→ JOB: Filter for the word "областной" and keep each matching line.

[Saved entries]
++++
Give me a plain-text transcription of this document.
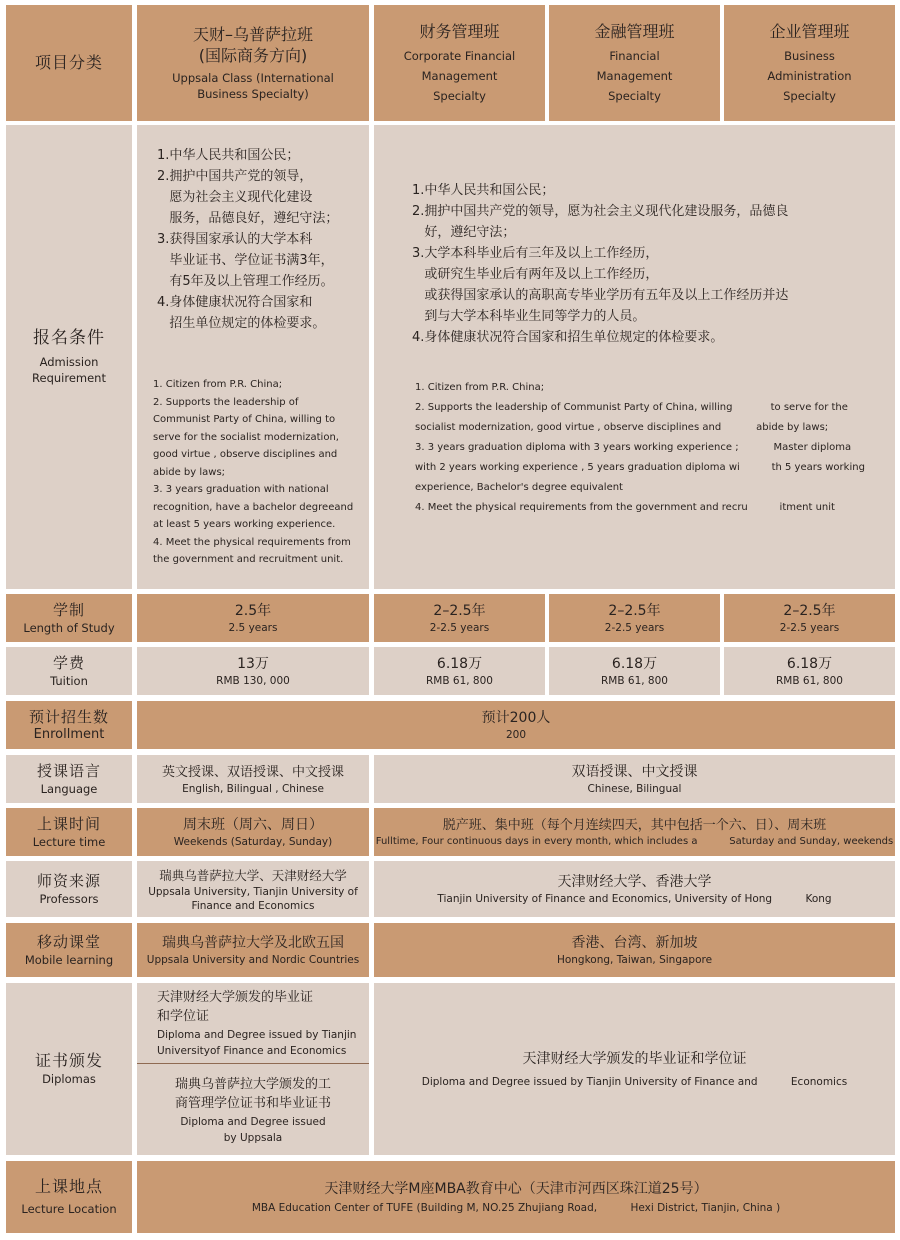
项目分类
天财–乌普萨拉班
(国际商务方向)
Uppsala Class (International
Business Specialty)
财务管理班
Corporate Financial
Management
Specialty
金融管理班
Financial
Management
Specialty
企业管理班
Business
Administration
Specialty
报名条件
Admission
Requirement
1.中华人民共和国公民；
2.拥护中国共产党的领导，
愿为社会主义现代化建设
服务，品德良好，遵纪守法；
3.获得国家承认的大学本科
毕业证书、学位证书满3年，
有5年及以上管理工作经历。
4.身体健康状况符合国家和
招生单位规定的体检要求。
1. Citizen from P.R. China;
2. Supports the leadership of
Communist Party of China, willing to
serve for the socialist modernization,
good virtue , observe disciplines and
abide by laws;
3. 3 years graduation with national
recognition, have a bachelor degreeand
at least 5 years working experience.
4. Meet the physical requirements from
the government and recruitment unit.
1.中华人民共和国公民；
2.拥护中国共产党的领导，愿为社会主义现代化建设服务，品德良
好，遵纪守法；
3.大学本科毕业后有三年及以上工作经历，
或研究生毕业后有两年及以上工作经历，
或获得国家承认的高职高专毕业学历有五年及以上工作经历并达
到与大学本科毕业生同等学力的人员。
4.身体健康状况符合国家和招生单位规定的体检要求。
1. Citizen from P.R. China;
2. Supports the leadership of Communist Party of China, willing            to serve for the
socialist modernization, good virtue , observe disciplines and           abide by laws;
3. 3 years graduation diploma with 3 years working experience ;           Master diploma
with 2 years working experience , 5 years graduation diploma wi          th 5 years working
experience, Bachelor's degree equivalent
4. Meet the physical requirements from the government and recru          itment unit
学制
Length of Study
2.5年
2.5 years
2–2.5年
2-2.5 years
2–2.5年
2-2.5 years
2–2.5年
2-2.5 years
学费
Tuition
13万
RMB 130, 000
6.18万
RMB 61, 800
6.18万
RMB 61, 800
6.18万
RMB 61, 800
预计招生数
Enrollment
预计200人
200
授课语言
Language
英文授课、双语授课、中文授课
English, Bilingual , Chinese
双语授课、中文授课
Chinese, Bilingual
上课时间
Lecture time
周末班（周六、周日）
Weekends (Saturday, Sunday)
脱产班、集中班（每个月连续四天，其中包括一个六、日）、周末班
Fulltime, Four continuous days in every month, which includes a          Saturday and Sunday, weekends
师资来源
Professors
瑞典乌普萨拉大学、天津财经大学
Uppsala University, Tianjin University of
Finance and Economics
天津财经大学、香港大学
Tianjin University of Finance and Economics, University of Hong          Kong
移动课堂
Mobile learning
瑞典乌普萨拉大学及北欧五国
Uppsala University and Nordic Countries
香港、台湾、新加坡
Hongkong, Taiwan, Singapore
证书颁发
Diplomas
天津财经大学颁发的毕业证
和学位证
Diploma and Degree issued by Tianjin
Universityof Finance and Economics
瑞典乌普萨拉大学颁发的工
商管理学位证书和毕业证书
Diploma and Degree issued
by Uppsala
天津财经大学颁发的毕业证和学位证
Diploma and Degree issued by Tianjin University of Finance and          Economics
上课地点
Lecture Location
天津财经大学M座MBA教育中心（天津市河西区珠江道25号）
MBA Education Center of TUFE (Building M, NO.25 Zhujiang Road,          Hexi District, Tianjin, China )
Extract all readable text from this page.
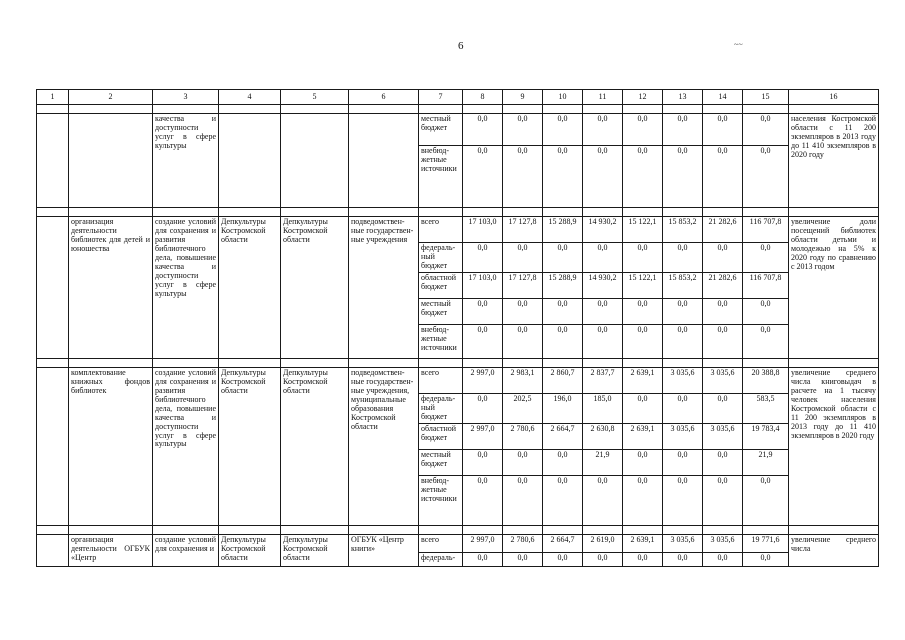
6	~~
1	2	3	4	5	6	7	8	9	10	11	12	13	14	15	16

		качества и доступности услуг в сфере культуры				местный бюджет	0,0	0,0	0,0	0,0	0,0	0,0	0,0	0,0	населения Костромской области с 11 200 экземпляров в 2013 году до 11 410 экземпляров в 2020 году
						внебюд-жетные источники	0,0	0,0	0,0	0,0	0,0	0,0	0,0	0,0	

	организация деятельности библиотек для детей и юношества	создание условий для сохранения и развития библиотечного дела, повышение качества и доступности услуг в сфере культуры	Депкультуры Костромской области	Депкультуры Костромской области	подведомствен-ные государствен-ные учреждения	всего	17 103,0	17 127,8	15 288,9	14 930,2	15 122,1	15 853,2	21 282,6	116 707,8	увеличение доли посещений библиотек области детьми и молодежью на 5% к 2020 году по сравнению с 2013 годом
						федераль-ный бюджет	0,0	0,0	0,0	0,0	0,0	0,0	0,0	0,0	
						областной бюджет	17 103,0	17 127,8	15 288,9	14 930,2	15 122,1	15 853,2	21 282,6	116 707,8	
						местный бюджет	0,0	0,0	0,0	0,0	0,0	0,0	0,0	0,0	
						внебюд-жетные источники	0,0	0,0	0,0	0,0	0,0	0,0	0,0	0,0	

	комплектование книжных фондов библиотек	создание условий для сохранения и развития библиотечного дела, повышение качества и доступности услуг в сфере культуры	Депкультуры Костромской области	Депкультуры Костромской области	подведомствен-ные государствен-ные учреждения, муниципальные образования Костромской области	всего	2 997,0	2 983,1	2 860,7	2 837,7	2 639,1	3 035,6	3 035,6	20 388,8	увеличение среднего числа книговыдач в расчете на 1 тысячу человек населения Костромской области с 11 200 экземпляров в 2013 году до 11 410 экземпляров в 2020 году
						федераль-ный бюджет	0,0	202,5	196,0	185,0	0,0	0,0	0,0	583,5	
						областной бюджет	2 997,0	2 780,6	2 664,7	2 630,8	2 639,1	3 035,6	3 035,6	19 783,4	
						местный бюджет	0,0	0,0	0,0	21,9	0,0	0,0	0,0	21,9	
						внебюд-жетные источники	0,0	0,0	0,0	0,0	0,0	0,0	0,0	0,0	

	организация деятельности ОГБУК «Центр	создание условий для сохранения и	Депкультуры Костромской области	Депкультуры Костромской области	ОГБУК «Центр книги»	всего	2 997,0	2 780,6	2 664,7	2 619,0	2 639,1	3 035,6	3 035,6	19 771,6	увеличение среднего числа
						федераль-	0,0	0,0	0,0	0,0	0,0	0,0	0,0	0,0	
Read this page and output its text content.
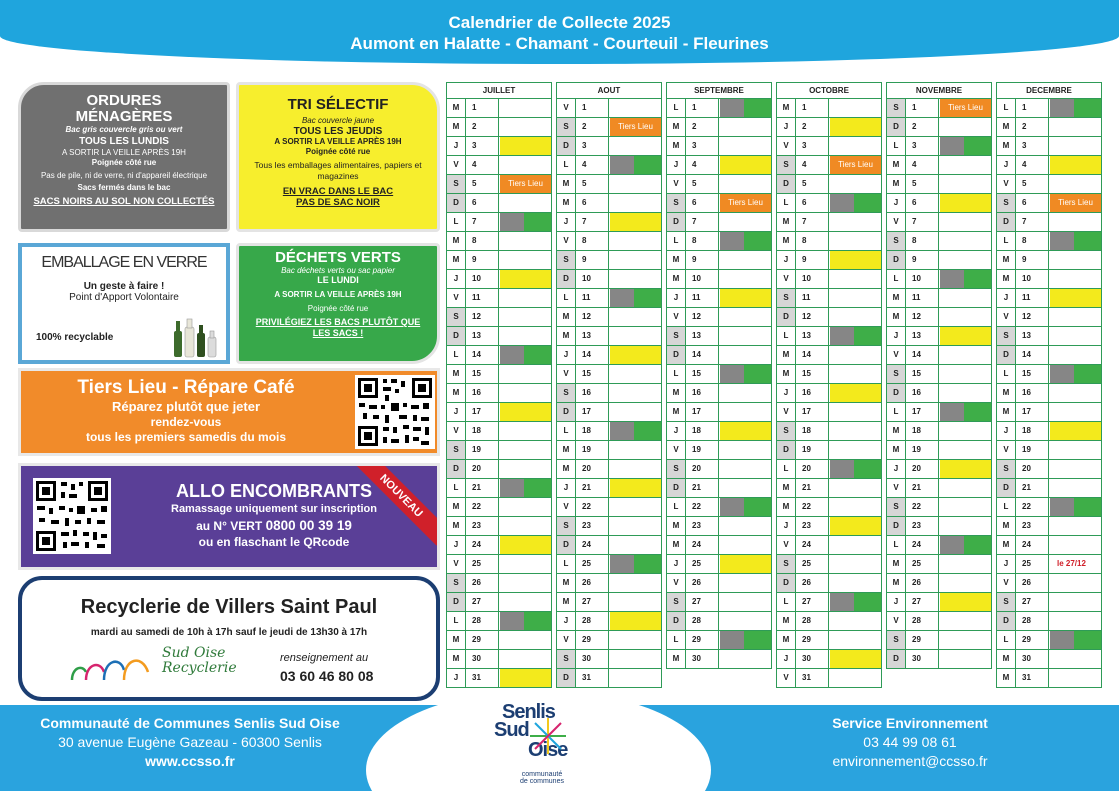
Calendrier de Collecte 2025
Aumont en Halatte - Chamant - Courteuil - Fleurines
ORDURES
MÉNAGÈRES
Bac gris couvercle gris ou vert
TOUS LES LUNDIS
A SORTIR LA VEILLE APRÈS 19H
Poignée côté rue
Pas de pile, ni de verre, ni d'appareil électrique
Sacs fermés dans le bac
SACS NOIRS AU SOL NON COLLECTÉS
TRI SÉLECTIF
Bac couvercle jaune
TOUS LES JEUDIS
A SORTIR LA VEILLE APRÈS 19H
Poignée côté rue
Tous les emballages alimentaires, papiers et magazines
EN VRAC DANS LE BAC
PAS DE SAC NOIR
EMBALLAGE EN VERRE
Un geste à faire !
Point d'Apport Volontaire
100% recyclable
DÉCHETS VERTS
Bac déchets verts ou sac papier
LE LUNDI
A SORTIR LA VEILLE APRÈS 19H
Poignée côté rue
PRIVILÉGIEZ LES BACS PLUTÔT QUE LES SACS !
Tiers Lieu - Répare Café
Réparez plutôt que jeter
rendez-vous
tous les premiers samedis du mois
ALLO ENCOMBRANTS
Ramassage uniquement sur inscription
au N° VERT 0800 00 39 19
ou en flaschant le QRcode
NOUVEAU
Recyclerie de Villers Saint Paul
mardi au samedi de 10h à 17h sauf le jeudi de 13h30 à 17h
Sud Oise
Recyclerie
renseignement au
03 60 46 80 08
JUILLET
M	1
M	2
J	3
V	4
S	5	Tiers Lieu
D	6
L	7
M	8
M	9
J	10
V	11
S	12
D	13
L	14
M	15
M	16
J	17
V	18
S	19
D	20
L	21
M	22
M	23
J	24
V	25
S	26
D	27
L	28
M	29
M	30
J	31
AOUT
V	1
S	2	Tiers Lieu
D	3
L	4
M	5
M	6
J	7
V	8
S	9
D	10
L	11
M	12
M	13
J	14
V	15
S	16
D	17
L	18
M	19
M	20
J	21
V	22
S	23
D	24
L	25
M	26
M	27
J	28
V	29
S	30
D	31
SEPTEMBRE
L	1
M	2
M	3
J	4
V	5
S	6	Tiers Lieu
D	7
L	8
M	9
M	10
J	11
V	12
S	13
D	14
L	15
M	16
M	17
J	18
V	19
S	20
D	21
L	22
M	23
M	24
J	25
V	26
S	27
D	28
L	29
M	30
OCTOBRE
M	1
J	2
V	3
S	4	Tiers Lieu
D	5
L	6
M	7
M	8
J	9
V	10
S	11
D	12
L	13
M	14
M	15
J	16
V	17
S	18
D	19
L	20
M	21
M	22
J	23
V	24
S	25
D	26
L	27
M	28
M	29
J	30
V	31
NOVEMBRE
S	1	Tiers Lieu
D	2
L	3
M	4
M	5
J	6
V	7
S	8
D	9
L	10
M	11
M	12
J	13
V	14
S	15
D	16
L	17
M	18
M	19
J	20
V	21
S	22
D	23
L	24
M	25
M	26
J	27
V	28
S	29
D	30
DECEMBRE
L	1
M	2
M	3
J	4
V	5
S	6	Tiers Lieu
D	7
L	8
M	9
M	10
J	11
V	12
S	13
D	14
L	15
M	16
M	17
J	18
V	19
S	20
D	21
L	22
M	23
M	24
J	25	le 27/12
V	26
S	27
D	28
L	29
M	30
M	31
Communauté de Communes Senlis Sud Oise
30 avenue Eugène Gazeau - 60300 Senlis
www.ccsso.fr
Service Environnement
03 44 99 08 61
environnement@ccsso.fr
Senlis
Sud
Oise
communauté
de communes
++++
→ EXERCISE OUTPUT:
						областной бюджет	17 103,0	17 127,8	15 288,9	14 930,2	15 122,1	15 853,2	21 282,6	116 707,8	
						областной бюджет	2 997,0	2 780,6	2 664,7	2 630,8	2 639,1	3 035,6	3 035,6	19 783,4	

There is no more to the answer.